_Problem to solve_
Quote the lines between the line containing "list-item: 4) возмещение" and the line containing "paragraph: 33. Годовая", inclusive, reproducing them verbatim from the items below.

_Data supplied_
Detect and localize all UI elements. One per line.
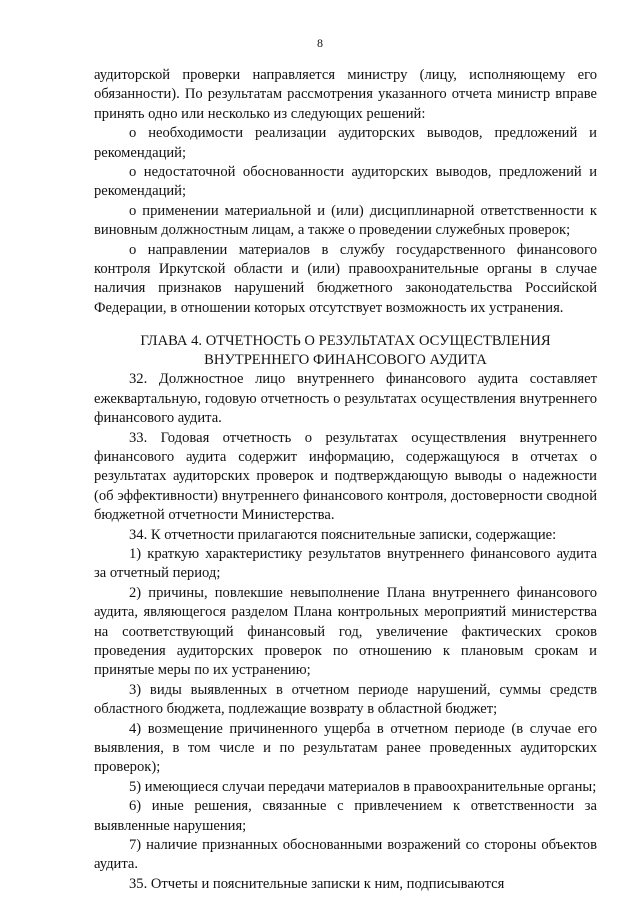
list-item: 4) возмещение причиненного ущерба в отчетном периоде (в случае его выявления, в том числе и по результатам ранее проведенных аудиторских проверок); bbox=[94, 720, 597, 776]
list-item: 5) имеющиеся случаи передачи материалов в правоохранительные органы; bbox=[129, 778, 597, 795]
paragraph: 32. Должностное лицо внутреннего финансового аудита составляет ежеквартальную, годовую отчетность о результатах осуществления внутреннего финансового аудита. bbox=[94, 371, 597, 427]
paragraph: о необходимости реализации аудиторских выводов, предложений и рекомендаций; bbox=[94, 125, 597, 161]
list-item: 7) наличие признанных обоснованными возражений со стороны объектов аудита. bbox=[94, 837, 597, 873]
page-number: 8 bbox=[317, 36, 323, 50]
paragraph: аудиторской проверки направляется министру (лицу, исполняющему его обязанности). По результатам рассмотрения указанного отчета министр вправе принять одно или несколько из следующих решений: bbox=[94, 67, 597, 122]
paragraph: 33. Годовая отчетность о результатах осуществления внутреннего финансового аудита содержит информацию, содержащуюся в отчетах о результатах аудиторских проверок и подтверждающую выводы о надежности (об эффективности) внутреннего финансового контроля, достоверности сводной бюджетной отчетности Министерства. bbox=[94, 429, 597, 524]
list-item: 3) виды выявленных в отчетном периоде нарушений, суммы средств областного бюджета, подлежащие возврату в областной бюджет; bbox=[94, 681, 597, 718]
chapter-heading bbox=[94, 332, 597, 370]
list-item: 6) иные решения, связанные с привлечением к ответственности за выявленные нарушения; bbox=[94, 798, 597, 834]
document-body bbox=[94, 66, 597, 894]
chapter-heading-line: ВНУТРЕННЕГО ФИНАНСОВОГО АУДИТА bbox=[204, 352, 487, 369]
list-item: 2) причины, повлекшие невыполнение Плана внутреннего финансового аудита, являющегося разделом Плана контрольных мероприятий министерства на соответствующий финансовый год, увеличение фактических сроков проведения аудиторских проверок по отношению к плановым срокам и принятые меры по их устранению; bbox=[94, 584, 597, 679]
paragraph: о недостаточной обоснованности аудиторских выводов, предложений и рекомендаций; bbox=[94, 164, 597, 200]
paragraph: о применении материальной и (или) дисциплинарной ответственности к виновным должностным лицам, а также о проведении служебных проверок; bbox=[94, 202, 597, 239]
paragraph: 35. Отчеты и пояснительные записки к ним, подписываются bbox=[129, 875, 505, 892]
paragraph: 34. К отчетности прилагаются пояснительные записки, содержащие: bbox=[129, 526, 557, 543]
list-item: 1) краткую характеристику результатов внутреннего финансового аудита за отчетный период; bbox=[94, 545, 597, 582]
paragraph: о направлении материалов в службу государственного финансового контроля Иркутской области и (или) правоохранительные органы в случае наличия признаков нарушений бюджетного законодательства Российской Федерации, в отношении которых отсутствует возможность их устранения. bbox=[94, 241, 597, 316]
chapter-heading-line: ГЛАВА 4. ОТЧЕТНОСТЬ О РЕЗУЛЬТАТАХ ОСУЩЕСТВЛЕНИЯ bbox=[140, 333, 551, 350]
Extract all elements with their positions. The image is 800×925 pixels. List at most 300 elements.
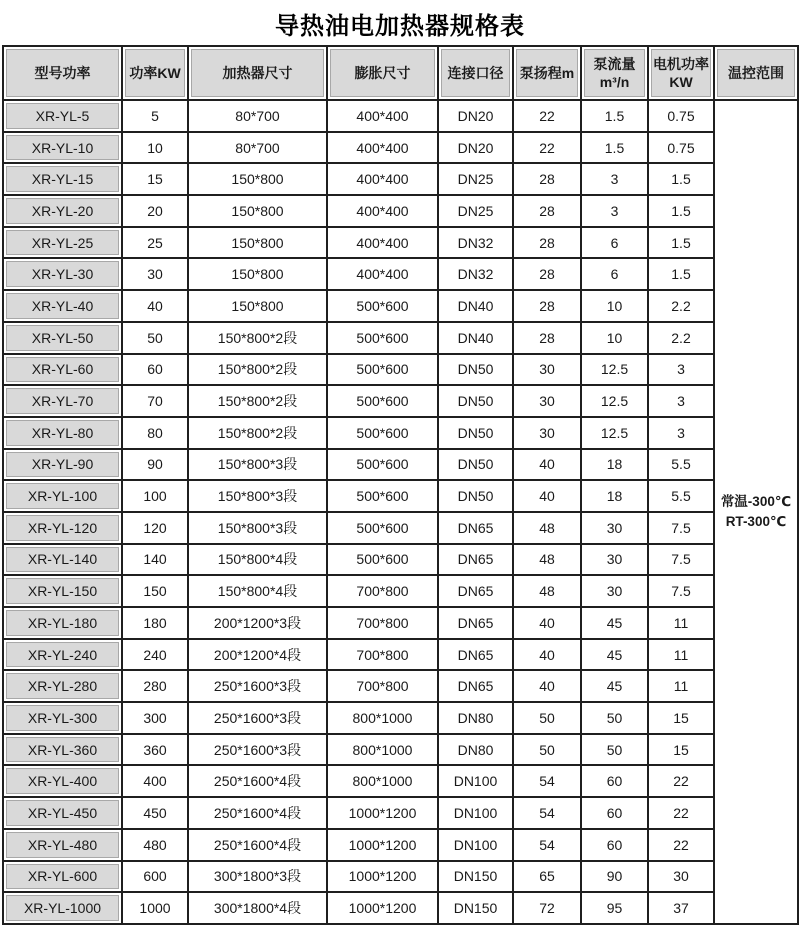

_Solution to this problem_
list-item: 4) возмещение причиненного ущерба в отчетном периоде (в случае его выявления, в том числе и по результатам ранее проведенных аудиторских проверок); bbox=[94, 720, 597, 776]
list-item: 5) имеющиеся случаи передачи материалов в правоохранительные органы; bbox=[129, 778, 597, 795]
paragraph: 32. Должностное лицо внутреннего финансового аудита составляет ежеквартальную, годовую отчетность о результатах осуществления внутреннего финансового аудита. bbox=[94, 371, 597, 427]
paragraph: о необходимости реализации аудиторских выводов, предложений и рекомендаций; bbox=[94, 125, 597, 161]
list-item: 7) наличие признанных обоснованными возражений со стороны объектов аудита. bbox=[94, 837, 597, 873]
page-number: 8 bbox=[317, 36, 323, 50]
paragraph: аудиторской проверки направляется министру (лицу, исполняющему его обязанности). По результатам рассмотрения указанного отчета министр вправе принять одно или несколько из следующих решений: bbox=[94, 67, 597, 122]
paragraph: 33. Годовая отчетность о результатах осуществления внутреннего финансового аудита содержит информацию, содержащуюся в отчетах о результатах аудиторских проверок и подтверждающую выводы о надежности (об эффективности) внутреннего финансового контроля, достоверности сводной бюджетной отчетности Министерства. bbox=[94, 429, 597, 524]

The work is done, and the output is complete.